:: WHAT TO PRODUCE ::
Give the number of lines in the data that hold the string "image". Nothing else is needed.
- - -
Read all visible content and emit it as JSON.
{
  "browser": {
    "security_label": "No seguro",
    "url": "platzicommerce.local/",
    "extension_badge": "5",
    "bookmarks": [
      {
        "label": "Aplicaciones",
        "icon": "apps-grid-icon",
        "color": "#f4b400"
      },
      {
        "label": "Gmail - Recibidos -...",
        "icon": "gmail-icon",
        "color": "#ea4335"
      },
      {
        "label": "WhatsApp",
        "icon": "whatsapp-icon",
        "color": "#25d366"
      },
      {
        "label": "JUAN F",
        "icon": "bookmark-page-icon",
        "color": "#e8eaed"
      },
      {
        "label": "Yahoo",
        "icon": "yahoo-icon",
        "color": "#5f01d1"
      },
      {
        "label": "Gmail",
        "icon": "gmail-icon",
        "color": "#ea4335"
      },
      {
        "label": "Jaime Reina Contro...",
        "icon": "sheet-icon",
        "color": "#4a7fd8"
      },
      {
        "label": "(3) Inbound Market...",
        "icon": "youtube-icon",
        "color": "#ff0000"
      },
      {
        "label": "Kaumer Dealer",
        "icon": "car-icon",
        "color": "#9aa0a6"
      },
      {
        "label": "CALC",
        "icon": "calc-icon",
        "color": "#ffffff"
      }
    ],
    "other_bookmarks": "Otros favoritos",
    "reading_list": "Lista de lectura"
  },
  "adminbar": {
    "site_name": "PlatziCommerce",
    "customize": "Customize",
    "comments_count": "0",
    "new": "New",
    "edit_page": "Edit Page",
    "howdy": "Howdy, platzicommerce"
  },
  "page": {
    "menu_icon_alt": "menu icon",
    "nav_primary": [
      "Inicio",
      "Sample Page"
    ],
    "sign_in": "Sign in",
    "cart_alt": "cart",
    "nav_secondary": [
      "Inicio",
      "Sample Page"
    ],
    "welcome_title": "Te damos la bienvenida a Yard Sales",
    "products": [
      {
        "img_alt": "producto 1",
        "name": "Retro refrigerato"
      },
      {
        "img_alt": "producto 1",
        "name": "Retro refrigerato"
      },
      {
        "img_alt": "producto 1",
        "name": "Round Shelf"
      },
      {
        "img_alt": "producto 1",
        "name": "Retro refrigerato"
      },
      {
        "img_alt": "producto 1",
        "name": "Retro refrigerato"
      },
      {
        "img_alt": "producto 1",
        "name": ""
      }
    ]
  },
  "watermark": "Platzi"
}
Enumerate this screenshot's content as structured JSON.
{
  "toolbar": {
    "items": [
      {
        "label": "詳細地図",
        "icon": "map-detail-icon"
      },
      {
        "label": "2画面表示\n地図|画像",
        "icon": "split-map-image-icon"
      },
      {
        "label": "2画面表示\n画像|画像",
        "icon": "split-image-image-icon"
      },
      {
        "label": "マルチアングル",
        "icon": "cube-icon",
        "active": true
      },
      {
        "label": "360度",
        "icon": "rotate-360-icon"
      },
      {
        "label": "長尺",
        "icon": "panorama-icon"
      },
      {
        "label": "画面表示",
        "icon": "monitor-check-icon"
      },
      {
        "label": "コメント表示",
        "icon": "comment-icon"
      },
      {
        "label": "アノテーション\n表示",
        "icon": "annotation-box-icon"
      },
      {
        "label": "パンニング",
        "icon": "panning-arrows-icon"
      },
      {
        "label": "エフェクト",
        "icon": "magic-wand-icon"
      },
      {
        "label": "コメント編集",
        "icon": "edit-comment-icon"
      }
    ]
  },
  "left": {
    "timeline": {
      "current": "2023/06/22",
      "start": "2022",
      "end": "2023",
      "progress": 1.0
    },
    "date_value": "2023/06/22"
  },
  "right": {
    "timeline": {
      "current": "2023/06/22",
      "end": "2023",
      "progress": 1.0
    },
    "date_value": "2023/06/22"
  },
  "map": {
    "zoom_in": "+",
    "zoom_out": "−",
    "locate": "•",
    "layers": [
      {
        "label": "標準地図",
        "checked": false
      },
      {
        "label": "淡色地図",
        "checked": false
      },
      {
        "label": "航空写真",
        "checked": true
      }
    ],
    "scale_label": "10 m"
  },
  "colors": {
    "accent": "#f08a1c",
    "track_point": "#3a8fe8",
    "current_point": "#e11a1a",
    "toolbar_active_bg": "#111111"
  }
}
- - -
:: RESULT OF THIS EXERCISE ::
2